The request: Say how many lines include "Pure", with no words around the number.

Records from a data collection
• • •
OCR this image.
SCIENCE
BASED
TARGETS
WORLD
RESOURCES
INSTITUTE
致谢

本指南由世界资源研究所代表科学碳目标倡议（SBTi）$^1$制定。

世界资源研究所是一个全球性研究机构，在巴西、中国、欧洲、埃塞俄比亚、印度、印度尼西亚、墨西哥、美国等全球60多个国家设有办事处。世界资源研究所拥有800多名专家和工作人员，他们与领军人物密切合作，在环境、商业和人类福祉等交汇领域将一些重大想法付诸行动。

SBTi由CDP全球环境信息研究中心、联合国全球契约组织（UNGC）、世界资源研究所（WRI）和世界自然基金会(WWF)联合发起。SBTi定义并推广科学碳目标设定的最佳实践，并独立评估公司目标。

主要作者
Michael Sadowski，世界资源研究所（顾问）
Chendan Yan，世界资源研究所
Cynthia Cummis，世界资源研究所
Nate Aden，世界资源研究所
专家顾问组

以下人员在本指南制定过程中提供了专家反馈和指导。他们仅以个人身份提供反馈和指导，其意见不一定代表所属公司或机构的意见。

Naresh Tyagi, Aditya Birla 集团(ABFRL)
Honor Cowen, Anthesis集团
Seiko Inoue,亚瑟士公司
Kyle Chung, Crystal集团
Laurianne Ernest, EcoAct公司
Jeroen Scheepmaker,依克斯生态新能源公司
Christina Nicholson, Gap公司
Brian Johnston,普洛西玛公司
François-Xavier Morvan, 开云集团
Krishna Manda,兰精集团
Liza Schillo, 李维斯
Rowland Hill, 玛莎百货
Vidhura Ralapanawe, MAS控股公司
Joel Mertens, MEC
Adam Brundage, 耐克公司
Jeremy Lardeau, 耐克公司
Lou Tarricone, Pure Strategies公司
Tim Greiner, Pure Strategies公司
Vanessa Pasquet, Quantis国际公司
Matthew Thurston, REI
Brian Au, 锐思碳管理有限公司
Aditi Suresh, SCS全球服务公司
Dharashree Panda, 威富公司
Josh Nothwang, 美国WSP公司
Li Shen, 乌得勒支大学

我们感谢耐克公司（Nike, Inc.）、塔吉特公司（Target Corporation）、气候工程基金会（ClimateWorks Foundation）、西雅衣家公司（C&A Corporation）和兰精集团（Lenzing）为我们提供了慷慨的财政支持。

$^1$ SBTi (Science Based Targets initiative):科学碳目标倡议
• • •
In response: 2